- [Tâches]:
[1] D'après le passage cité, en quelle année Le retour du Jedi sort-il en salles ?
[2] Dressez la liste des personnages de la saga nommés dans le passage cité.
[3] Traduisez en anglais la phrase suivante du passage cité : « Un reproche étrange étant donné les liens étroits entretenus entre la saga Star Wars et les produits dérivés dès son commencement. »

Après être revenu sur ce qui constituait l'essence de la trilogie originale dans une première partie Star Wars , cette seconde partie s'intéressera à l'évolution de la saga Star Wars. Du contrôle total de George Lucas sur son univers à sa récupération par le studio Disney.
Prélogie politique
Retour en 1983, Le retour du Jedi est enfin dans les salles, la conclusion épique attendue de pied ferme par tous les fans de la saga,surtout après le cliffhanger dévastateur de l'épisode précédent. Le film a aussi laissé ses personnages en bien mauvaise posture, Luke est blessé, Han Solo capturé , la saga n'a jamais été aussi noire et profonde. Difficile alors de passer après un tel épisode, Le retour du jedi laissera vite retomber cette noirceur pour proposer une épopée spatiale enjouée et presque naïve par moment. On reprochera alors à cet opus d'être trop consensuel par rapport à l'opus précédent, répétant ainsi des moments phares du premier épisode de la saga ( seconde étoile noire). Les ewoks cristalliseront ces reproches , en prétextant que l'existence de ces personnages s'explique seulement par la volonté de vendre des jouets et des produits dérivés. Un reproche étrange étant donné les liens étroits entretenus entre la saga Star Wars et les produits dérivés dès son commencement. Mais surtout , Lucas a une toute autre explication pour la création de ses personnages.

- [Lignes de données]:
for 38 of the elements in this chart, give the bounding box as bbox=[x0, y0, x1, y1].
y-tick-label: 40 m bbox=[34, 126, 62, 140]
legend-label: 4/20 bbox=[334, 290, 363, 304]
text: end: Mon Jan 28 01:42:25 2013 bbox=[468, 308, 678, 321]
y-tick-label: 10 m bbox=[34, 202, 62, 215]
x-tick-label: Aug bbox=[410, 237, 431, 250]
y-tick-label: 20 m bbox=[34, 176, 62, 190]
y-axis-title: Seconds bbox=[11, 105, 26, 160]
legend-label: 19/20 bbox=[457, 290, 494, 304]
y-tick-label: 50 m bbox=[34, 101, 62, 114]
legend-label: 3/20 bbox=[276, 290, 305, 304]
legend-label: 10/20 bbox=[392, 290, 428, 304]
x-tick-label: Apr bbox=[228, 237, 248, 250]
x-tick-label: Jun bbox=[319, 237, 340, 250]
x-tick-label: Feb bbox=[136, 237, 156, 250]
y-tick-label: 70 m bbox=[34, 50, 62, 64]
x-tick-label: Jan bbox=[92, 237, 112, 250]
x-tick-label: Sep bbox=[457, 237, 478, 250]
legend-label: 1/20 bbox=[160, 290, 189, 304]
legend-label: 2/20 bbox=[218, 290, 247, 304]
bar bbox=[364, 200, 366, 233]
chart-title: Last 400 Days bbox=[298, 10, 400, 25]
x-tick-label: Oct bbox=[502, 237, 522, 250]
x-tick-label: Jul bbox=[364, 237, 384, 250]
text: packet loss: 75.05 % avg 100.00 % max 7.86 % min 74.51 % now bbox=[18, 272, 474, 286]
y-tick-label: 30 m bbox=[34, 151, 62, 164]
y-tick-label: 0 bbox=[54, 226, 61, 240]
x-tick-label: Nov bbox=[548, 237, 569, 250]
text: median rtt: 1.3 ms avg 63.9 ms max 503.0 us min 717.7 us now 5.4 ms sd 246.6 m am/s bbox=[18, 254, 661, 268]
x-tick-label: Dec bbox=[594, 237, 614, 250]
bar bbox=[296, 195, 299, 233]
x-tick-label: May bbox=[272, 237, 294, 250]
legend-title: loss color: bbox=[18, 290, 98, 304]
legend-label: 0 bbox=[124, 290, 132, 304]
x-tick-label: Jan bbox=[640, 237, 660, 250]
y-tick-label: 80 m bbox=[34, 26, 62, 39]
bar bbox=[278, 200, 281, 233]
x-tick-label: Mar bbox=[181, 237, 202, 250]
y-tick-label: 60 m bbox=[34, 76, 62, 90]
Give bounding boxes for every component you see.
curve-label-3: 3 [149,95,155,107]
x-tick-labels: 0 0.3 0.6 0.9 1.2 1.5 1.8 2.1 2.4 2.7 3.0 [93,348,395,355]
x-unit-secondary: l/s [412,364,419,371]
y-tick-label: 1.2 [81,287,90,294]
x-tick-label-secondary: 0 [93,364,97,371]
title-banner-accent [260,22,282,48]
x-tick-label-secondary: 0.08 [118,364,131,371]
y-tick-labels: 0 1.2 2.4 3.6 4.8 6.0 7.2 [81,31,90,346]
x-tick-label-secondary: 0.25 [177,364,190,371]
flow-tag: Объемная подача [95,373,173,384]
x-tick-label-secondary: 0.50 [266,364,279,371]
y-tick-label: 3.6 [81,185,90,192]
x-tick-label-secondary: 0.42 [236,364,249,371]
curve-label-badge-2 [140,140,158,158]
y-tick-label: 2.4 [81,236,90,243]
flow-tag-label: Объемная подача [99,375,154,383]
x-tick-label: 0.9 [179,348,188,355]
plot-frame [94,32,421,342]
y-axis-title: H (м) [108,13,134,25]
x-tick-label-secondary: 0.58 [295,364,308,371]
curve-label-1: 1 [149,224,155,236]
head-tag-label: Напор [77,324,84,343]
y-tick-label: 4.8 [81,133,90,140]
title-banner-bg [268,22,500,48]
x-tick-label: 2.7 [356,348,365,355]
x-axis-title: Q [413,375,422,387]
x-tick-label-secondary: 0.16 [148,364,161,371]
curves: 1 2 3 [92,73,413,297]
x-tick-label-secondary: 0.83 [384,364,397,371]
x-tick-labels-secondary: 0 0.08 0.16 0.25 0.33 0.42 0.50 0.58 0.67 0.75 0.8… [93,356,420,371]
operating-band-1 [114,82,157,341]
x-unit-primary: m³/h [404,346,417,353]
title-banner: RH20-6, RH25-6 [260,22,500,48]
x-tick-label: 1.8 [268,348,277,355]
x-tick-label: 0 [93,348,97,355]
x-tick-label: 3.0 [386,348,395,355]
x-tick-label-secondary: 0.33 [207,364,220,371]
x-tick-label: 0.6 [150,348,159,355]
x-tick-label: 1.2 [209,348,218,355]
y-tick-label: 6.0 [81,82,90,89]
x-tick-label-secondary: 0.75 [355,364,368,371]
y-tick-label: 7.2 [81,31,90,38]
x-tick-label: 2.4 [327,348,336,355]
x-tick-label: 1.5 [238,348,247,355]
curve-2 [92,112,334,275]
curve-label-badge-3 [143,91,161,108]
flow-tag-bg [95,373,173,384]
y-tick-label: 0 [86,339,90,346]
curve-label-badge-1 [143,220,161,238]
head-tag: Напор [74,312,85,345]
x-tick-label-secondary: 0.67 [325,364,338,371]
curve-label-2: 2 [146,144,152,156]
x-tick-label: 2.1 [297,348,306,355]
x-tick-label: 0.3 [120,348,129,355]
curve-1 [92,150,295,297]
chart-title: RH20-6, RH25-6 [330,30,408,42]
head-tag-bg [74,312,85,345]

- [Résultats par tâche]:
[1] En 1983.

[2] Luke, Han Solo, les ewoks

[3] A strange criticism, given the close ties maintained between the Star Wars saga and merchandise from its very beginning.